### Data for this exercise
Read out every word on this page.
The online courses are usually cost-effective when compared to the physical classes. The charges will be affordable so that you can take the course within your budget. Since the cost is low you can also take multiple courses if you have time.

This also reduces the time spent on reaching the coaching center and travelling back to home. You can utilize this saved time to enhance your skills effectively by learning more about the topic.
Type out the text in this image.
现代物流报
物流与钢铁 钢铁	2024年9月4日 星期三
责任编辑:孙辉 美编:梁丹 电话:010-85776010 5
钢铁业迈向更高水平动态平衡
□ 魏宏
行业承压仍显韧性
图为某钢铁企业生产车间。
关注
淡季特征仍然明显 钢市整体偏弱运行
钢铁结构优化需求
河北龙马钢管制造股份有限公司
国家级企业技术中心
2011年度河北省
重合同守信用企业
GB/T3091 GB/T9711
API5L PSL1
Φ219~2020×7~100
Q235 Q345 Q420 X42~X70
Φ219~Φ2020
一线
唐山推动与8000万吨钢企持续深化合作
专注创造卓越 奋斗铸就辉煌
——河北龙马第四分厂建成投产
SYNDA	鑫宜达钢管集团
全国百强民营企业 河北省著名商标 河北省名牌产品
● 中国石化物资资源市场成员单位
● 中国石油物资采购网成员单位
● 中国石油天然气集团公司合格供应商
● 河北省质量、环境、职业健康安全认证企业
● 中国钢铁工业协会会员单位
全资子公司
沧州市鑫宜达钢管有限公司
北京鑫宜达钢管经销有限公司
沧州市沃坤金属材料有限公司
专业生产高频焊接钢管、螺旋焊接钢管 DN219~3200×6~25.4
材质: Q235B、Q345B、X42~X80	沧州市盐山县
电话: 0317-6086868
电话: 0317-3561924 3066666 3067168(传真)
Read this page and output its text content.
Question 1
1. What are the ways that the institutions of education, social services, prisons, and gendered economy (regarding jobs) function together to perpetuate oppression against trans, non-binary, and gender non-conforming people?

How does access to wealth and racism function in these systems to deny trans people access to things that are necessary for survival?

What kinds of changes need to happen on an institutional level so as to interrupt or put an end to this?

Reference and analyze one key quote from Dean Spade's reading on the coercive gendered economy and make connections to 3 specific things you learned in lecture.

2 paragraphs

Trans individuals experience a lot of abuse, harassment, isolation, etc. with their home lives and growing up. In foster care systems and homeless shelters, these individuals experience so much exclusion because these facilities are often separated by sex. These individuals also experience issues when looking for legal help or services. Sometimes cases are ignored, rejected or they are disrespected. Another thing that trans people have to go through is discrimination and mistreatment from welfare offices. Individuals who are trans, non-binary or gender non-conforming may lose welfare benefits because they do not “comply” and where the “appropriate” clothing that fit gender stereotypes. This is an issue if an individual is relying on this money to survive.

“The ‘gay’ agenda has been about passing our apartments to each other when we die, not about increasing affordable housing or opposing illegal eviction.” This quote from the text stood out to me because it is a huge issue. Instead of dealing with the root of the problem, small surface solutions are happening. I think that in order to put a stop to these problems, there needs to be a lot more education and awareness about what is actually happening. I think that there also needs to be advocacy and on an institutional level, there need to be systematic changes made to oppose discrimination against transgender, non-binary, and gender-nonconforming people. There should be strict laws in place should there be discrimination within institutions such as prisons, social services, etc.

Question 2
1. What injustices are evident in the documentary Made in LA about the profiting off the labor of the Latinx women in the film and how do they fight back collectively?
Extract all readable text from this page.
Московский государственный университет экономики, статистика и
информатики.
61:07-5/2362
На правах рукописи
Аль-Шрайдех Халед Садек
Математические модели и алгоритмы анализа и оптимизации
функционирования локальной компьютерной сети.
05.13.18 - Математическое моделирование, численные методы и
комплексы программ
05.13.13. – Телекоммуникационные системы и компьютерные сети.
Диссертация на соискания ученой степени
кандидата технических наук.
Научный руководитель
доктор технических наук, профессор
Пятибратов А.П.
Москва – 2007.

### Exercise requirements
Find all lines holding the string "need" and copy them.

### Solution for this task
What kinds of changes need to happen on an institutional level so as to interrupt or put an end to this?
“The ‘gay’ agenda has been about passing our apartments to each other when we die, not about increasing affordable housing or opposing illegal eviction.” This quote from the text stood out to me because it is a huge issue. Instead of dealing with the root of the problem, small surface solutions are happening. I think that in order to put a stop to these problems, there needs to be a lot more education and awareness about what is actually happening. I think that there also needs to be advocacy and on an institutional level, there need to be systematic changes made to oppose discrimination against transgender, non-binary, and gender-nonconforming people. There should be strict laws in place should there be discrimination within institutions such as prisons, social services, etc.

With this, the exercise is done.